**Problem requirements**. From the entries below, gather each line containing the word "воздействию".

— Begin —

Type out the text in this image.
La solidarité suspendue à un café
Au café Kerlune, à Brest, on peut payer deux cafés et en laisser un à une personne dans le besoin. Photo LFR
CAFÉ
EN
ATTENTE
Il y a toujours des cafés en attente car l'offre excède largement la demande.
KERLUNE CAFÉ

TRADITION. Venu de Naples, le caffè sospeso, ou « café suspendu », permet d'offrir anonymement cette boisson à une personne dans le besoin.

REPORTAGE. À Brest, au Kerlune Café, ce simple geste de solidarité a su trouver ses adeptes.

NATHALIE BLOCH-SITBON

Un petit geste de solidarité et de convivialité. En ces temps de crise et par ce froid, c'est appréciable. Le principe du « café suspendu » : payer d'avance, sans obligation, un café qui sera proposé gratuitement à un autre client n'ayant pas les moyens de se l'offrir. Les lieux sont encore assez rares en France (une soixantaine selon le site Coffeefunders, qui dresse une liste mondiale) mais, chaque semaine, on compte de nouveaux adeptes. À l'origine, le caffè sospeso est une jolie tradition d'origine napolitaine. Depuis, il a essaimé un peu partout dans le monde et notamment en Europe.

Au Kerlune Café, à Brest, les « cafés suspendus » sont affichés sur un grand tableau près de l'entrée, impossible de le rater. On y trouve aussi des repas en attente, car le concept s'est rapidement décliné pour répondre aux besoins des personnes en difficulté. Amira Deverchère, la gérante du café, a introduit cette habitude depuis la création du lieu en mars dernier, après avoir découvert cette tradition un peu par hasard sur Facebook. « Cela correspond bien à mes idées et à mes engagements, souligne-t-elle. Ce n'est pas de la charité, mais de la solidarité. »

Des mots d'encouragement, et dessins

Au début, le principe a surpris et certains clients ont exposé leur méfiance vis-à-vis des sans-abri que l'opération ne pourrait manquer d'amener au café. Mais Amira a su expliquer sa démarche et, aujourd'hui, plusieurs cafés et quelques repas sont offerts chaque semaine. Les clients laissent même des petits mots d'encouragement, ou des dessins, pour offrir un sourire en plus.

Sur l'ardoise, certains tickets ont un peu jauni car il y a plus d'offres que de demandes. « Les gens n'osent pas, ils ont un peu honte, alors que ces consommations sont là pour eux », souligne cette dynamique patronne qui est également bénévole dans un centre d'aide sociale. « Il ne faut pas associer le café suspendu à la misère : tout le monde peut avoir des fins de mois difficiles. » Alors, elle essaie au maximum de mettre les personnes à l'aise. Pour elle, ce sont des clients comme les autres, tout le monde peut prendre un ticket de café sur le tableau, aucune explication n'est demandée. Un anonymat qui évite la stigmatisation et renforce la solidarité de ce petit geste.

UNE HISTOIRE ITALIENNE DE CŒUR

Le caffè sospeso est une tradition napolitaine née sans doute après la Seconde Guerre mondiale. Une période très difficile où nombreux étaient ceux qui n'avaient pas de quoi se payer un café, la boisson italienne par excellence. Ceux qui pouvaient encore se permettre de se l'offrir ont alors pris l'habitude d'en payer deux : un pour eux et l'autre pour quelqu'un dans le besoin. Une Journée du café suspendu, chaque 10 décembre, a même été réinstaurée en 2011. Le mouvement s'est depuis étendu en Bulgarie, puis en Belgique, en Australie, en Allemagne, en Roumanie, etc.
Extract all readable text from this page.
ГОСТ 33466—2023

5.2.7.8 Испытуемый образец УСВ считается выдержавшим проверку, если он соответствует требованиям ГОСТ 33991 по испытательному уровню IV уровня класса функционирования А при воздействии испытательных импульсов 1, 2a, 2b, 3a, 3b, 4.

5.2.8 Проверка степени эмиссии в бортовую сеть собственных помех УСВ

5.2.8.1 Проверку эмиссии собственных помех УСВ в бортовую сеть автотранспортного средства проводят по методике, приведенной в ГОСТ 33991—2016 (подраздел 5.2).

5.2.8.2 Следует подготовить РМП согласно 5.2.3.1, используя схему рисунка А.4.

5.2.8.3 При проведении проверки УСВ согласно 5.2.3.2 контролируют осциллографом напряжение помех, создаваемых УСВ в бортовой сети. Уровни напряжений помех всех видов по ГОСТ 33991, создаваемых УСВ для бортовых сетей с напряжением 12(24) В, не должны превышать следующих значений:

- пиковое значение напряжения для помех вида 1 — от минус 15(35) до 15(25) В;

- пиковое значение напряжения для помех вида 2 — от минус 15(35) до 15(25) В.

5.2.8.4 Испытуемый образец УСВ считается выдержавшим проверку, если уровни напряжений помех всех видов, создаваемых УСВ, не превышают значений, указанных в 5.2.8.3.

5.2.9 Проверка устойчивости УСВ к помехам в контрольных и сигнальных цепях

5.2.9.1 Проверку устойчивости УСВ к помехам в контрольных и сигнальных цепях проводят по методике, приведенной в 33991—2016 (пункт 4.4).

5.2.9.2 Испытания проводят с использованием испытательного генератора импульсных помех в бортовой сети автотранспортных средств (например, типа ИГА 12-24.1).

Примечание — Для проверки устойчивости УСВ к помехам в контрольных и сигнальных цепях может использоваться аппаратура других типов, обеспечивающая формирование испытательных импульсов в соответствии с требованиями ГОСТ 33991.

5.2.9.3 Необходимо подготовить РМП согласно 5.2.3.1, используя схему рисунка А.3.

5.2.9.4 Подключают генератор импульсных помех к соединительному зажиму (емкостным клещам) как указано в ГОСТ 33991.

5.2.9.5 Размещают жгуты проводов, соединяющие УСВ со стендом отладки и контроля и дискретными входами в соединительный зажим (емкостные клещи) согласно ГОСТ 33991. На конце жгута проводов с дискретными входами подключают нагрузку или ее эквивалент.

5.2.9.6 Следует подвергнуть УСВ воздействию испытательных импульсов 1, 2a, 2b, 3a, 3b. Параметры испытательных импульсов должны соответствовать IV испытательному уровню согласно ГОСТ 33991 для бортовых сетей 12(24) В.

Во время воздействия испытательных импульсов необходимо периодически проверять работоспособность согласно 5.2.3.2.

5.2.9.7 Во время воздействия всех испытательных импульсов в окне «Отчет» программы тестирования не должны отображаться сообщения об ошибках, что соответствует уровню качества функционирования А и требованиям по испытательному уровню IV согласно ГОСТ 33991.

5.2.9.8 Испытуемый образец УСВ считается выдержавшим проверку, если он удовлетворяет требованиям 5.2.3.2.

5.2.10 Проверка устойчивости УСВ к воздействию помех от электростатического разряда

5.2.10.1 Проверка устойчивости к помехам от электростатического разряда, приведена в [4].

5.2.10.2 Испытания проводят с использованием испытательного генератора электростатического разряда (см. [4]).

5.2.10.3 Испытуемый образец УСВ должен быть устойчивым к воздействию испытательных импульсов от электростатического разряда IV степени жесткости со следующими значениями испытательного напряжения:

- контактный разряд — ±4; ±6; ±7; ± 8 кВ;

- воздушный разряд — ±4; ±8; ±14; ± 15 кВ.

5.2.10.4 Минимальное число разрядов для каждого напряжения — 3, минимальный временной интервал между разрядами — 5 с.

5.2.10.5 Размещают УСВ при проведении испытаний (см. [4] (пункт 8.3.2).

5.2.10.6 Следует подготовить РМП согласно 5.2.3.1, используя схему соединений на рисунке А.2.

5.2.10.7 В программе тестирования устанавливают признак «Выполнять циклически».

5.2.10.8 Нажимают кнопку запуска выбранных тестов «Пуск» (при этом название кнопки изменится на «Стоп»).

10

— End —

**The answer**.
5.2.9.6 Следует подвергнуть УСВ воздействию испытательных импульсов 1, 2a, 2b, 3a, 3b. Параметры испытательных импульсов должны соответствовать IV испытательному уровню согласно ГОСТ 33991 для бортовых сетей 12(24) В.
5.2.10 Проверка устойчивости УСВ к воздействию помех от электростатического разряда
5.2.10.3 Испытуемый образец УСВ должен быть устойчивым к воздействию испытательных импульсов от электростатического разряда IV степени жесткости со следующими значениями испытательного напряжения:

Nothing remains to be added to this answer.